- _Stated task_
Omit any picture, and return the remaining data exactly as written.

- _Data_
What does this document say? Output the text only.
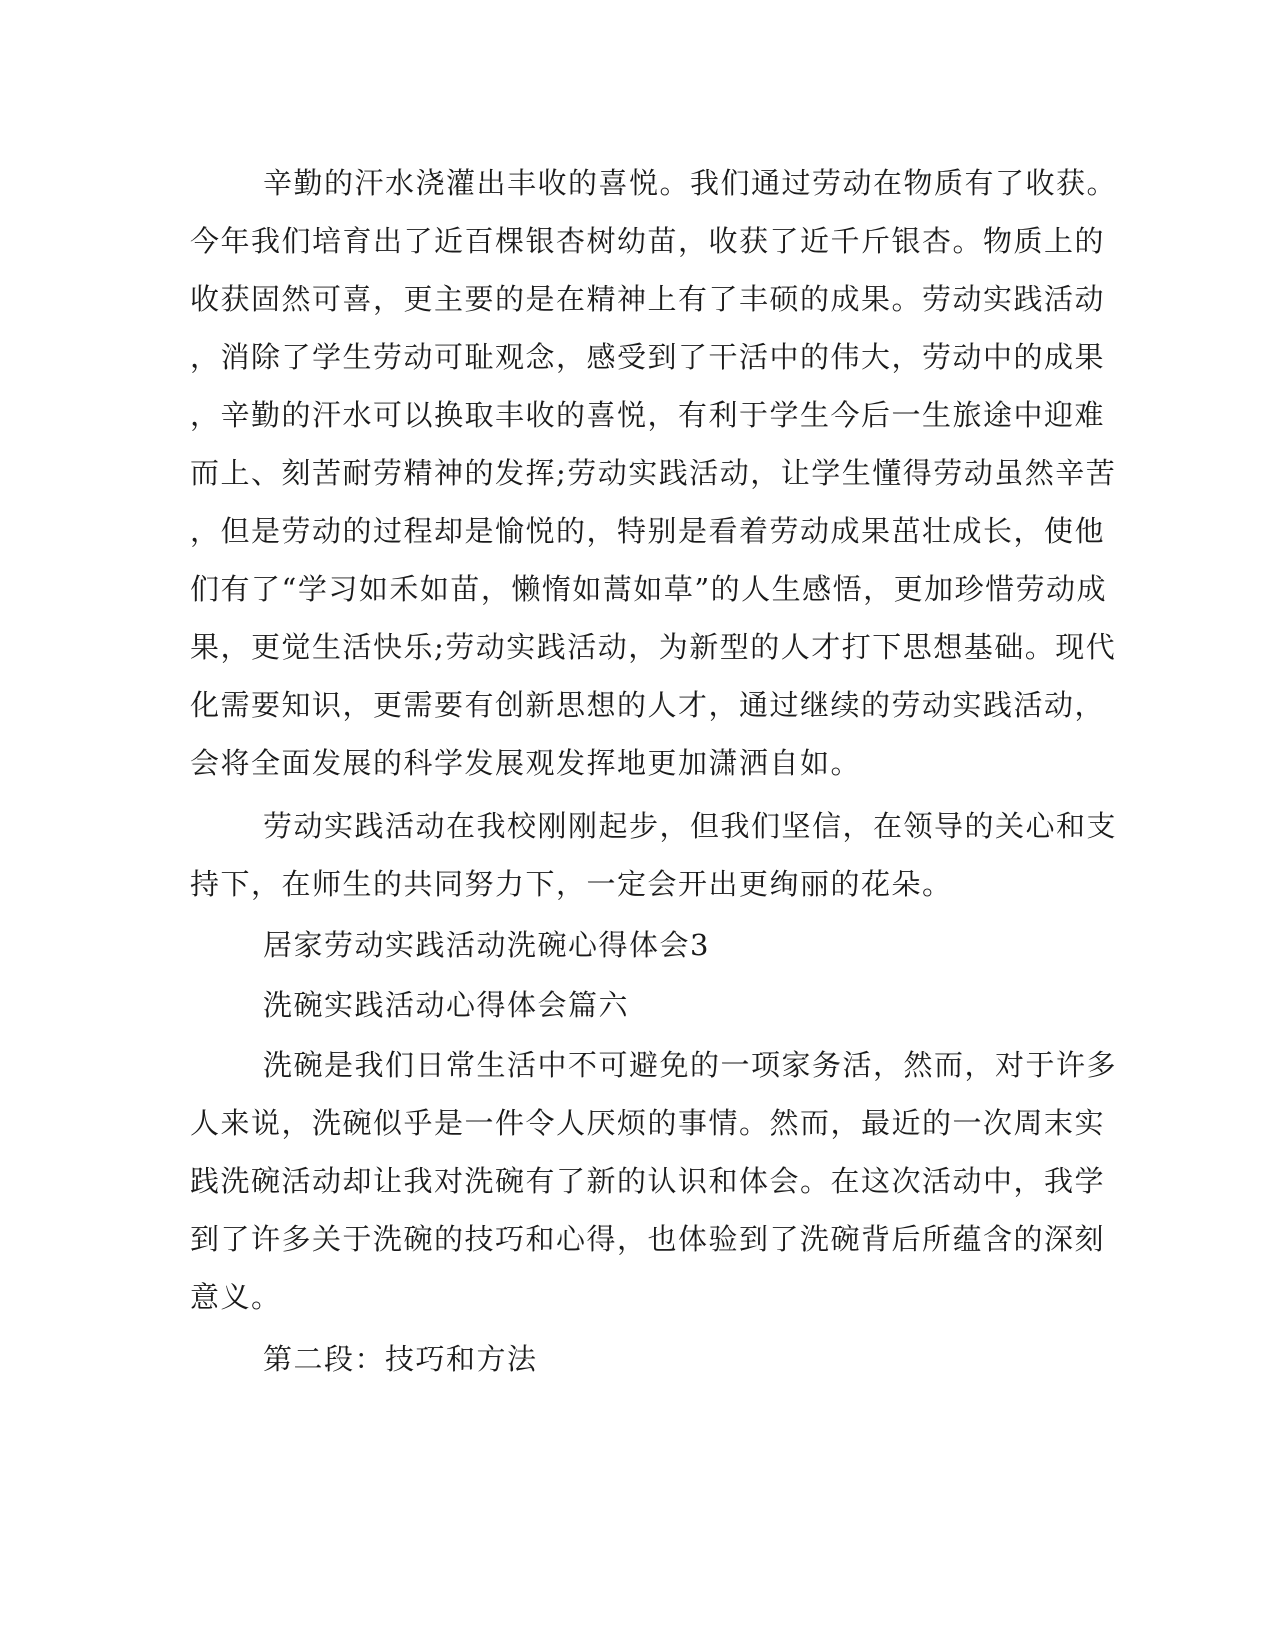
辛勤的汗水浇灌出丰收的喜悦。我们通过劳动在物质有了收获。

今年我们培育出了近百棵银杏树幼苗，收获了近千斤银杏。物质上的

收获固然可喜，更主要的是在精神上有了丰硕的成果。劳动实践活动

，消除了学生劳动可耻观念，感受到了干活中的伟大，劳动中的成果

，辛勤的汗水可以换取丰收的喜悦，有利于学生今后一生旅途中迎难

而上、刻苦耐劳精神的发挥;劳动实践活动，让学生懂得劳动虽然辛苦

，但是劳动的过程却是愉悦的，特别是看着劳动成果茁壮成长，使他

们有了“学习如禾如苗，懒惰如蒿如草”的人生感悟，更加珍惜劳动成

果，更觉生活快乐;劳动实践活动，为新型的人才打下思想基础。现代

化需要知识，更需要有创新思想的人才，通过继续的劳动实践活动，

会将全面发展的科学发展观发挥地更加潇洒自如。

劳动实践活动在我校刚刚起步，但我们坚信，在领导的关心和支

持下，在师生的共同努力下，一定会开出更绚丽的花朵。

居家劳动实践活动洗碗心得体会3

洗碗实践活动心得体会篇六

洗碗是我们日常生活中不可避免的一项家务活，然而，对于许多

人来说，洗碗似乎是一件令人厌烦的事情。然而，最近的一次周末实

践洗碗活动却让我对洗碗有了新的认识和体会。在这次活动中，我学

到了许多关于洗碗的技巧和心得，也体验到了洗碗背后所蕴含的深刻

意义。

第二段：技巧和方法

- _Written response_
What does this document say? Output the text only.
辛勤的汗水浇灌出丰收的喜悦。我们通过劳动在物质有了收获。

今年我们培育出了近百棵银杏树幼苗，收获了近千斤银杏。物质上的

收获固然可喜，更主要的是在精神上有了丰硕的成果。劳动实践活动

，消除了学生劳动可耻观念，感受到了干活中的伟大，劳动中的成果

，辛勤的汗水可以换取丰收的喜悦，有利于学生今后一生旅途中迎难

而上、刻苦耐劳精神的发挥;劳动实践活动，让学生懂得劳动虽然辛苦

，但是劳动的过程却是愉悦的，特别是看着劳动成果茁壮成长，使他

们有了“学习如禾如苗，懒惰如蒿如草”的人生感悟，更加珍惜劳动成

果，更觉生活快乐;劳动实践活动，为新型的人才打下思想基础。现代

化需要知识，更需要有创新思想的人才，通过继续的劳动实践活动，

会将全面发展的科学发展观发挥地更加潇洒自如。

劳动实践活动在我校刚刚起步，但我们坚信，在领导的关心和支

持下，在师生的共同努力下，一定会开出更绚丽的花朵。

居家劳动实践活动洗碗心得体会3

洗碗实践活动心得体会篇六

洗碗是我们日常生活中不可避免的一项家务活，然而，对于许多

人来说，洗碗似乎是一件令人厌烦的事情。然而，最近的一次周末实

践洗碗活动却让我对洗碗有了新的认识和体会。在这次活动中，我学

到了许多关于洗碗的技巧和心得，也体验到了洗碗背后所蕴含的深刻

意义。

第二段：技巧和方法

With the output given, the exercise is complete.